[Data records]
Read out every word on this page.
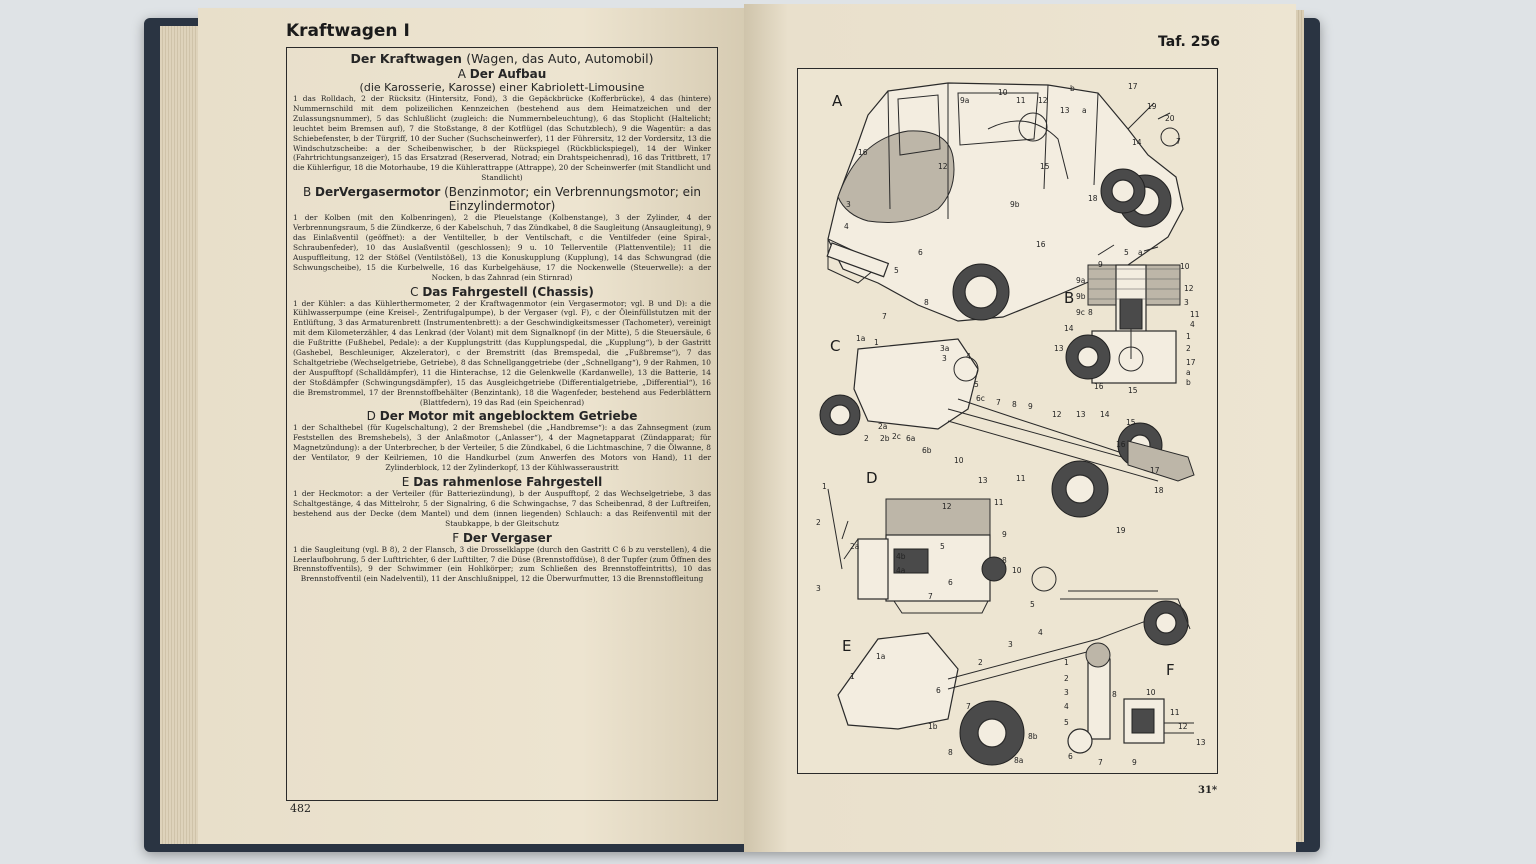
Kraftwagen I
Der Kraftwagen (Wagen, das Auto, Automobil)
A Der Aufbau
(die Karosserie, Karosse) einer Kabriolett-Limousine

1 das Rolldach, 2 der Rücksitz (Hintersitz, Fond), 3 die Gepäckbrücke (Kofferbrücke), 4 das (hintere) Nummernschild mit dem polizeilichen Kennzeichen (bestehend aus dem Heimatzeichen und der Zulassungsnummer), 5 das Schlußlicht (zugleich: die Nummernbeleuchtung), 6 das Stoplicht (Haltelicht; leuchtet beim Bremsen auf), 7 die Stoßstange, 8 der Kotflügel (das Schutzblech), 9 die Wagentür: a das Schiebefenster, b der Türgriff, 10 der Sucher (Suchscheinwerfer), 11 der Führersitz, 12 der Vordersitz, 13 die Windschutzscheibe: a der Scheibenwischer, b der Rückspiegel (Rückblickspiegel), 14 der Winker (Fahrtrichtungsanzeiger), 15 das Ersatzrad (Reserverad, Notrad; ein Drahtspeichenrad), 16 das Trittbrett, 17 die Kühlerfigur, 18 die Motorhaube, 19 die Kühlerattrappe (Attrappe), 20 der Scheinwerfer (mit Standlicht und Standlicht)

B DerVergasermotor (Benzinmotor; ein Verbrennungsmotor; ein Einzylindermotor)

1 der Kolben (mit den Kolbenringen), 2 die Pleuelstange (Kolbenstange), 3 der Zylinder, 4 der Verbrennungsraum, 5 die Zündkerze, 6 der Kabelschuh, 7 das Zündkabel, 8 die Saugleitung (Ansaugleitung), 9 das Einlaßventil (geöffnet): a der Ventilteller, b der Ventilschaft, c die Ventilfeder (eine Spiral-, Schraubenfeder), 10 das Auslaßventil (geschlossen); 9 u. 10 Tellerventile (Plattenventile); 11 die Auspuffleitung, 12 der Stößel (Ventilstößel), 13 die Konuskupplung (Kupplung), 14 das Schwungrad (die Schwungscheibe), 15 die Kurbelwelle, 16 das Kurbelgehäuse, 17 die Nockenwelle (Steuerwelle): a der Nocken, b das Zahnrad (ein Stirnrad)

C Das Fahrgestell (Chassis)

1 der Kühler: a das Kühlerthermometer, 2 der Kraftwagenmotor (ein Vergasermotor; vgl. B und D): a die Kühlwasserpumpe (eine Kreisel-, Zentrifugalpumpe), b der Vergaser (vgl. F), c der Öleinfüllstutzen mit der Entlüftung, 3 das Armaturenbrett (Instrumentenbrett): a der Geschwindigkeitsmesser (Tachometer), vereinigt mit dem Kilometerzähler, 4 das Lenkrad (der Volant) mit dem Signalknopf (in der Mitte), 5 die Steuersäule, 6 die Fußtritte (Fußhebel, Pedale): a der Kupplungstritt (das Kupplungspedal, die „Kupplung“), b der Gastritt (Gashebel, Beschleuniger, Akzelerator), c der Bremstritt (das Bremspedal, die „Fußbremse“), 7 das Schaltgetriebe (Wechselgetriebe, Getriebe), 8 das Schnellganggetriebe (der „Schnellgang“), 9 der Rahmen, 10 der Auspufftopf (Schalldämpfer), 11 die Hinterachse, 12 die Gelenkwelle (Kardanwelle), 13 die Batterie, 14 der Stoßdämpfer (Schwingungsdämpfer), 15 das Ausgleichgetriebe (Differentialgetriebe, „Differential“), 16 die Bremstrommel, 17 der Brennstoffbehälter (Benzintank), 18 die Wagenfeder, bestehend aus Federblättern (Blattfedern), 19 das Rad (ein Speichenrad)

D Der Motor mit angeblocktem Getriebe

1 der Schalthebel (für Kugelschaltung), 2 der Bremshebel (die „Handbremse“): a das Zahnsegment (zum Feststellen des Bremshebels), 3 der Anlaßmotor („Anlasser“), 4 der Magnetapparat (Zündapparat; für Magnetzündung): a der Unterbrecher, b der Verteiler, 5 die Zündkabel, 6 die Lichtmaschine, 7 die Ölwanne, 8 der Ventilator, 9 der Keilriemen, 10 die Handkurbel (zum Anwerfen des Motors von Hand), 11 der Zylinderblock, 12 der Zylinderkopf, 13 der Kühlwasseraustritt

E Das rahmenlose Fahrgestell

1 der Heckmotor: a der Verteiler (für Batteriezündung), b der Auspufftopf, 2 das Wechselgetriebe, 3 das Schaltgestänge, 4 das Mittelrohr, 5 der Signalring, 6 die Schwingachse, 7 das Scheibenrad, 8 der Luftreifen, bestehend aus der Decke (dem Mantel) und dem (innen liegenden) Schlauch: a das Reifenventil mit der Staubkappe, b der Gleitschutz

F Der Vergaser

1 die Saugleitung (vgl. B 8), 2 der Flansch, 3 die Drosselklappe (durch den Gastritt C 6 b zu verstellen), 4 die Leerlaufbohrung, 5 der Lufttrichter, 6 der Lufttilter, 7 die Düse (Brennstoffdüse), 8 der Tupfer (zum Öffnen des Brennstoffventils), 9 der Schwimmer (ein Hohlkörper; zum Schließen des Brennstoffeintritts), 10 das Brennstoffventil (ein Nadelventil), 11 der Anschlußnippel, 12 die Überwurfmutter, 13 die Brennstoffleitung

482
Taf. 256
A
16
12
9a
10	b	17
19
20
7
6
5
15
9b
16
13
12
11
a
3
4
8
7
18
14
B
5 a
9	10
9a
9b
9c
12
3
14
13
16	15
17
1
2
11
8
4
a
b
C 1a 1
3a
3	4
5
6c 7 8 9
12 13 14
15
16
17
18
19
10
11
6b
6a
2c
2a
2b
2
D
1
2
2a
3
4a
4b
5
6
7
8
9
10
11
12
13
E
1a
1
1b
2
3
4
5
6
7
8
8a
8b
F
1
2
3
4
5
6
7
8
9
10
11
12
13
31*
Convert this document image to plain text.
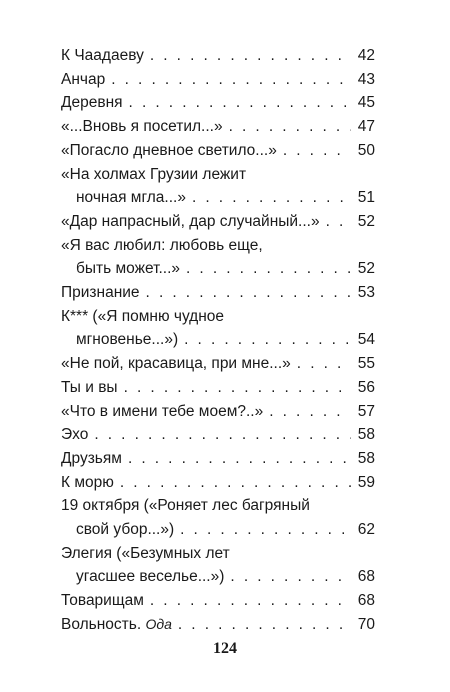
К Чаадаеву . . .	42
Анчар . . .	43
Деревня . . .	45
«...Вновь я посетил...» . . .	47
«Погасло дневное светило...» . . .	50
«На холмах Грузии лежит
ночная мгла...» . . .	51
«Дар напрасный, дар случайный...» . . . 52
«Я вас любил: любовь еще,
быть может...» . . .	52
Признание . . .	53
К*** («Я помню чудное
мгновенье...») . . .	54
«Не пой, красавица, при мне...» . . .	55
Ты и вы . . .	56
«Что в имени тебе моем?..» . . .	57
Эхо . . .	58
Друзьям . . .	58
К морю . . .	59
19 октября («Роняет лес багряный
свой убор...») . . .	62
Элегия («Безумных лет
угасшее веселье...») . . .	68
Товарищам . . .	68
Вольность. Ода . . .	70
124
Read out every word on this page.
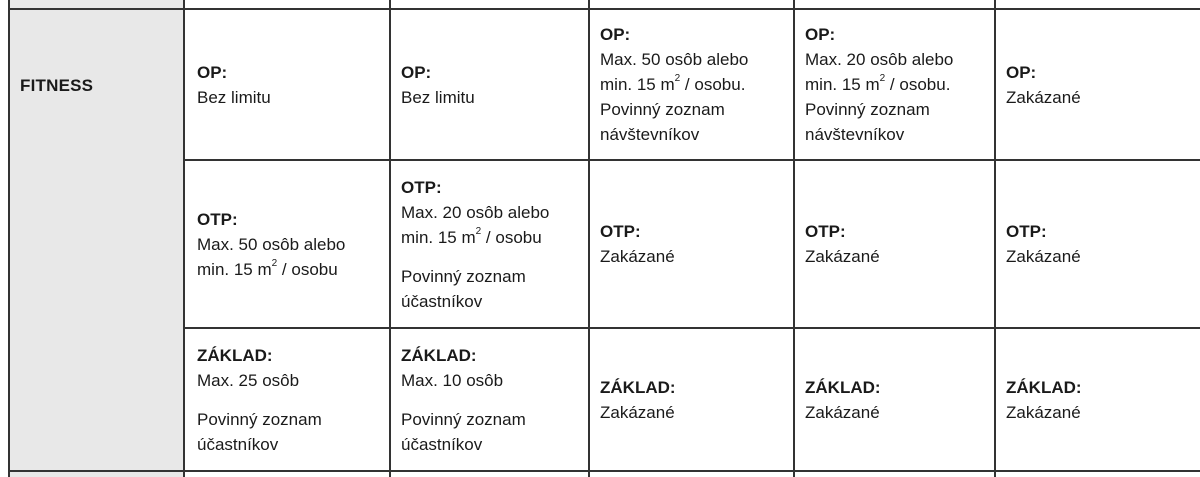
FITNESS
OP:
Bez limitu
OP:
Bez limitu
OP:
Max. 50 osôb alebo
min. 15 $m^2$ / osobu.
Povinný zoznam
návštevníkov
OP:
Max. 20 osôb alebo
min. 15 $m^2$ / osobu.
Povinný zoznam
návštevníkov
OP:
Zakázané
OTP:
Max. 50 osôb alebo
min. 15 $m^2$ / osobu
OTP:
Max. 20 osôb alebo
min. 15 $m^2$ / osobu
Povinný zoznam
účastníkov
OTP:
Zakázané
OTP:
Zakázané
OTP:
Zakázané
ZÁKLAD:
Max. 25 osôb
Povinný zoznam
účastníkov
ZÁKLAD:
Max. 10 osôb
Povinný zoznam
účastníkov
ZÁKLAD:
Zakázané
ZÁKLAD:
Zakázané
ZÁKLAD:
Zakázané
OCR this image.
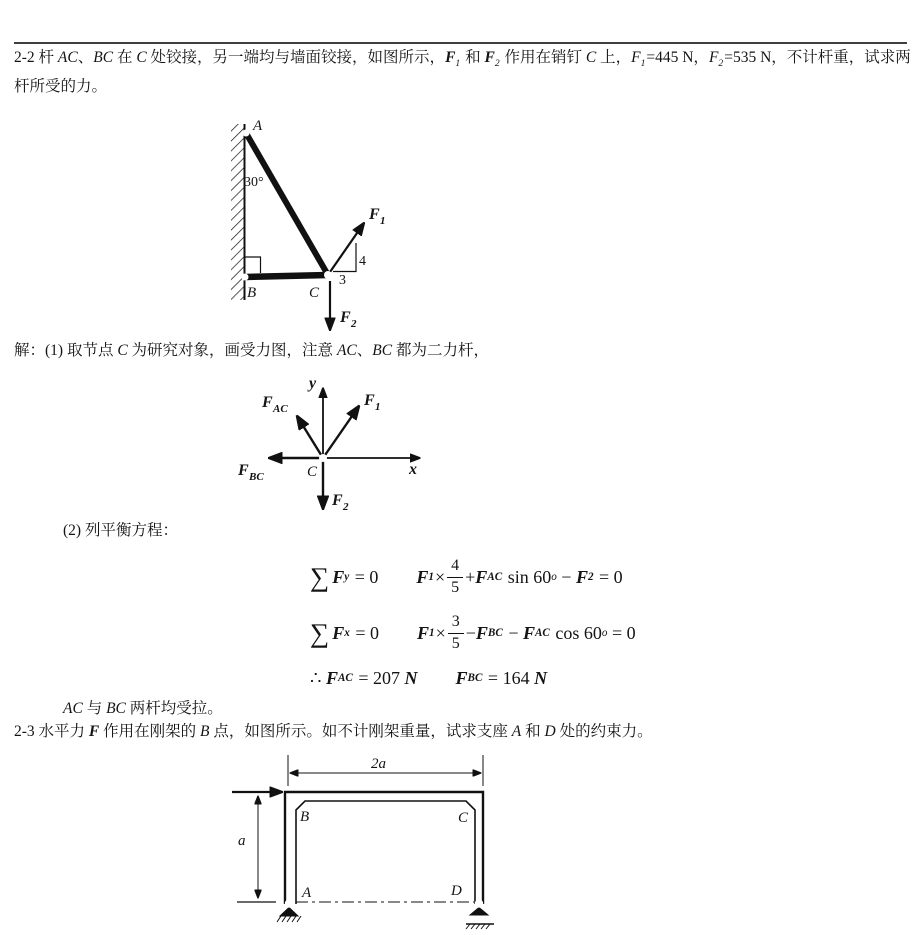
2-2 杆 AC、BC 在 C 处铰接，另一端均与墙面铰接，如图所示，$F_1$ 和 $F_2$ 作用在销钉 C 上，$F_1=445$ N，$F_2=535$ N，不计杆重，试求两杆所受的力。
A
30°
B	C
F 1
4
3
F 2
解：(1) 取节点 C 为研究对象，画受力图，注意 AC、BC 都为二力杆，
y
x
F AC	F 1
F BC	C
F 2
(2) 列平衡方程：
∑ F y = 0 F $1 \times \frac{4}{5} + F$ AC sin 60 o − F 2 = 0
∑ F x = 0 F $1 \times \frac{3}{5} - F$ BC − F AC cos 60 o = 0
∴ F AC = 207 N F BC = 164 N
AC 与 BC 两杆均受拉。
2-3 水平力 F 作用在刚架的 B 点，如图所示。如不计刚架重量，试求支座 A 和 D 处的约束力。
2a
a
B	C
A	D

What is asked: Gather from the data above every line with the string "如图所示".

Solution for this task:
2-2 杆 AC、BC 在 C 处铰接，另一端均与墙面铰接，如图所示，$F_1$ 和 $F_2$ 作用在销钉 C 上，$F_1=445$ N，$F_2=535$ N，不计杆重，试求两杆所受的力。
2-3 水平力 F 作用在刚架的 B 点，如图所示。如不计刚架重量，试求支座 A 和 D 处的约束力。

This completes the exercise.